#### [WHAT THE TASK REQUIRES]
Could you output each line of the data that follows exactly?

[Recorded data]
****************************************
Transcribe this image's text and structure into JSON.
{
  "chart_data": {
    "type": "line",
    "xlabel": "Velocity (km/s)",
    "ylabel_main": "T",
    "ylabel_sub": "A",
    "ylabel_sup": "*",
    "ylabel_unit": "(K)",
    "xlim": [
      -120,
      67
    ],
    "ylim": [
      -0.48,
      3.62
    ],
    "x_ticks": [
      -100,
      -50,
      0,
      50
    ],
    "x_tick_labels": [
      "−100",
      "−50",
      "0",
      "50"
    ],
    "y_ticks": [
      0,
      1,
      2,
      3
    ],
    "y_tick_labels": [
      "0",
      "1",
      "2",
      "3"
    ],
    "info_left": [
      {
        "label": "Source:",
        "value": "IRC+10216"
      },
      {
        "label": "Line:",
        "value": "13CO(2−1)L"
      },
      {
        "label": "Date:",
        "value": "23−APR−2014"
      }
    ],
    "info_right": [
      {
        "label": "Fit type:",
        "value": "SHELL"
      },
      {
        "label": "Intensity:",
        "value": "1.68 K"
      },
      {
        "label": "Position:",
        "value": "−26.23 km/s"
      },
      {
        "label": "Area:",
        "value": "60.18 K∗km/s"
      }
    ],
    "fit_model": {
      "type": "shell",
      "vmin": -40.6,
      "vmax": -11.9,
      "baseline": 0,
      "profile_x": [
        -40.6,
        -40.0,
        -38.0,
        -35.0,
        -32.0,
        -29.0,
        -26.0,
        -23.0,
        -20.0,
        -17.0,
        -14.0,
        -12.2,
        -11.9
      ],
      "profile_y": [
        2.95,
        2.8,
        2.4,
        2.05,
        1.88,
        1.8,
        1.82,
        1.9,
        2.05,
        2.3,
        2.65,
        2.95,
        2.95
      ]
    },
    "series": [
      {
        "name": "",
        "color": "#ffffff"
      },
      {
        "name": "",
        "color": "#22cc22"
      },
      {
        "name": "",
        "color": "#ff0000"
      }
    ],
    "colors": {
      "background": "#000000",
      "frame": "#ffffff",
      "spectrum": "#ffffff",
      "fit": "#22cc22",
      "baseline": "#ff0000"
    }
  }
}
****************************************
#### [REPLY]
Transcribe this image's text and structure into JSON.
{
  "chart_data": {
    "type": "line",
    "xlabel": "Velocity (km/s)",
    "ylabel_main": "T",
    "ylabel_sub": "A",
    "ylabel_sup": "*",
    "ylabel_unit": "(K)",
    "xlim": [
      -120,
      67
    ],
    "ylim": [
      -0.48,
      3.62
    ],
    "x_ticks": [
      -100,
      -50,
      0,
      50
    ],
    "x_tick_labels": [
      "−100",
      "−50",
      "0",
      "50"
    ],
    "y_ticks": [
      0,
      1,
      2,
      3
    ],
    "y_tick_labels": [
      "0",
      "1",
      "2",
      "3"
    ],
    "info_left": [
      {
        "label": "Source:",
        "value": "IRC+10216"
      },
      {
        "label": "Line:",
        "value": "13CO(2−1)L"
      },
      {
        "label": "Date:",
        "value": "23−APR−2014"
      }
    ],
    "info_right": [
      {
        "label": "Fit type:",
        "value": "SHELL"
      },
      {
        "label": "Intensity:",
        "value": "1.68 K"
      },
      {
        "label": "Position:",
        "value": "−26.23 km/s"
      },
      {
        "label": "Area:",
        "value": "60.18 K∗km/s"
      }
    ],
    "fit_model": {
      "type": "shell",
      "vmin": -40.6,
      "vmax": -11.9,
      "baseline": 0,
      "profile_x": [
        -40.6,
        -40.0,
        -38.0,
        -35.0,
        -32.0,
        -29.0,
        -26.0,
        -23.0,
        -20.0,
        -17.0,
        -14.0,
        -12.2,
        -11.9
      ],
      "profile_y": [
        2.95,
        2.8,
        2.4,
        2.05,
        1.88,
        1.8,
        1.82,
        1.9,
        2.05,
        2.3,
        2.65,
        2.95,
        2.95
      ]
    },
    "series": [
      {
        "name": "",
        "color": "#ffffff"
      },
      {
        "name": "",
        "color": "#22cc22"
      },
      {
        "name": "",
        "color": "#ff0000"
      }
    ],
    "colors": {
      "background": "#000000",
      "frame": "#ffffff",
      "spectrum": "#ffffff",
      "fit": "#22cc22",
      "baseline": "#ff0000"
    }
  }
}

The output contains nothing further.